■ WHAT THE TASK REQUIRES:
Can you write out all the lines word for word, with no pictures?

* Begin DATASET *

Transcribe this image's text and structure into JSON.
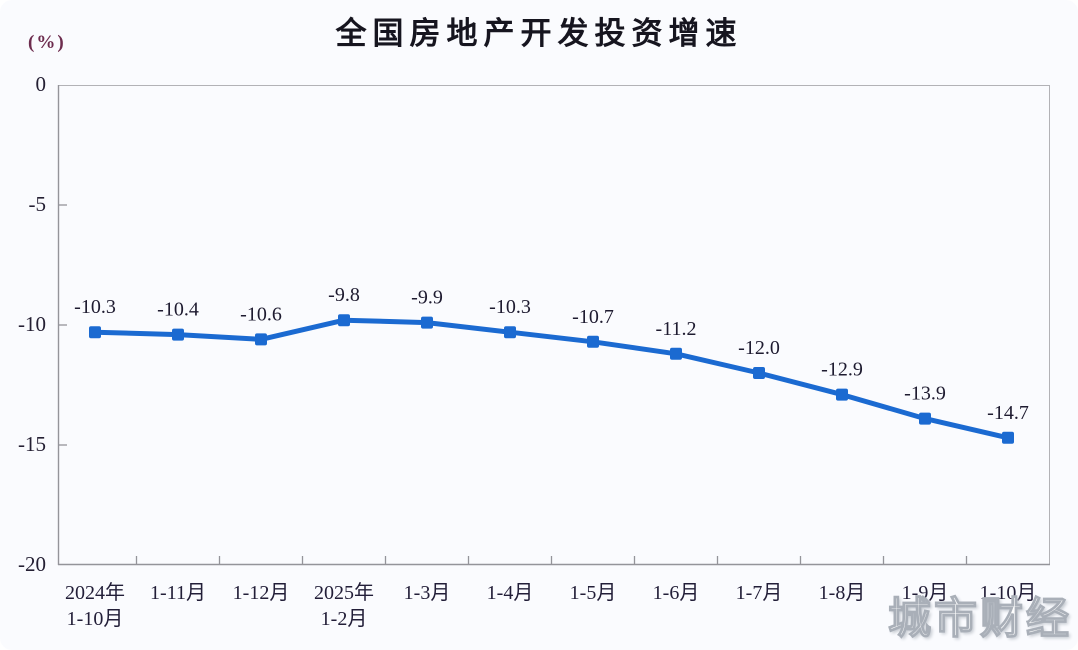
{
  "header": {
    "title": "全国房地产开发投资增速",
    "unit_label": "(%)"
  },
  "chart_data": {
    "type": "line",
    "title": "全国房地产开发投资增速",
    "ylabel": "(%)",
    "categories": [
      [
        "2024年",
        "1-10月"
      ],
      [
        "1-11月"
      ],
      [
        "1-12月"
      ],
      [
        "2025年",
        "1-2月"
      ],
      [
        "1-3月"
      ],
      [
        "1-4月"
      ],
      [
        "1-5月"
      ],
      [
        "1-6月"
      ],
      [
        "1-7月"
      ],
      [
        "1-8月"
      ],
      [
        "1-9月"
      ],
      [
        "1-10月"
      ]
    ],
    "values": [
      -10.3,
      -10.4,
      -10.6,
      -9.8,
      -9.9,
      -10.3,
      -10.7,
      -11.2,
      -12.0,
      -12.9,
      -13.9,
      -14.7
    ],
    "data_labels": [
      "-10.3",
      "-10.4",
      "-10.6",
      "-9.8",
      "-9.9",
      "-10.3",
      "-10.7",
      "-11.2",
      "-12.0",
      "-12.9",
      "-13.9",
      "-14.7"
    ],
    "yticks": [
      0,
      -5,
      -10,
      -15,
      -20
    ],
    "ylim": [
      -20,
      0
    ],
    "grid": false,
    "legend": "none",
    "line_color": "#1b6ad1",
    "marker": "square",
    "label_color": "#1e1b30",
    "axis_color": "#b2b2b6",
    "tick_color": "#94949a"
  },
  "watermark": {
    "text": "城市财经"
  }
}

* End DATASET *

■ CORRECT OUTPUT:
Transcribe this image's text and structure into JSON.
{
  "header": {
    "title": "全国房地产开发投资增速",
    "unit_label": "(%)"
  },
  "chart_data": {
    "type": "line",
    "title": "全国房地产开发投资增速",
    "ylabel": "(%)",
    "categories": [
      [
        "2024年",
        "1-10月"
      ],
      [
        "1-11月"
      ],
      [
        "1-12月"
      ],
      [
        "2025年",
        "1-2月"
      ],
      [
        "1-3月"
      ],
      [
        "1-4月"
      ],
      [
        "1-5月"
      ],
      [
        "1-6月"
      ],
      [
        "1-7月"
      ],
      [
        "1-8月"
      ],
      [
        "1-9月"
      ],
      [
        "1-10月"
      ]
    ],
    "values": [
      -10.3,
      -10.4,
      -10.6,
      -9.8,
      -9.9,
      -10.3,
      -10.7,
      -11.2,
      -12.0,
      -12.9,
      -13.9,
      -14.7
    ],
    "data_labels": [
      "-10.3",
      "-10.4",
      "-10.6",
      "-9.8",
      "-9.9",
      "-10.3",
      "-10.7",
      "-11.2",
      "-12.0",
      "-12.9",
      "-13.9",
      "-14.7"
    ],
    "yticks": [
      0,
      -5,
      -10,
      -15,
      -20
    ],
    "ylim": [
      -20,
      0
    ],
    "grid": false,
    "legend": "none",
    "line_color": "#1b6ad1",
    "marker": "square",
    "label_color": "#1e1b30",
    "axis_color": "#b2b2b6",
    "tick_color": "#94949a"
  },
  "watermark": {
    "text": "城市财经"
  }
}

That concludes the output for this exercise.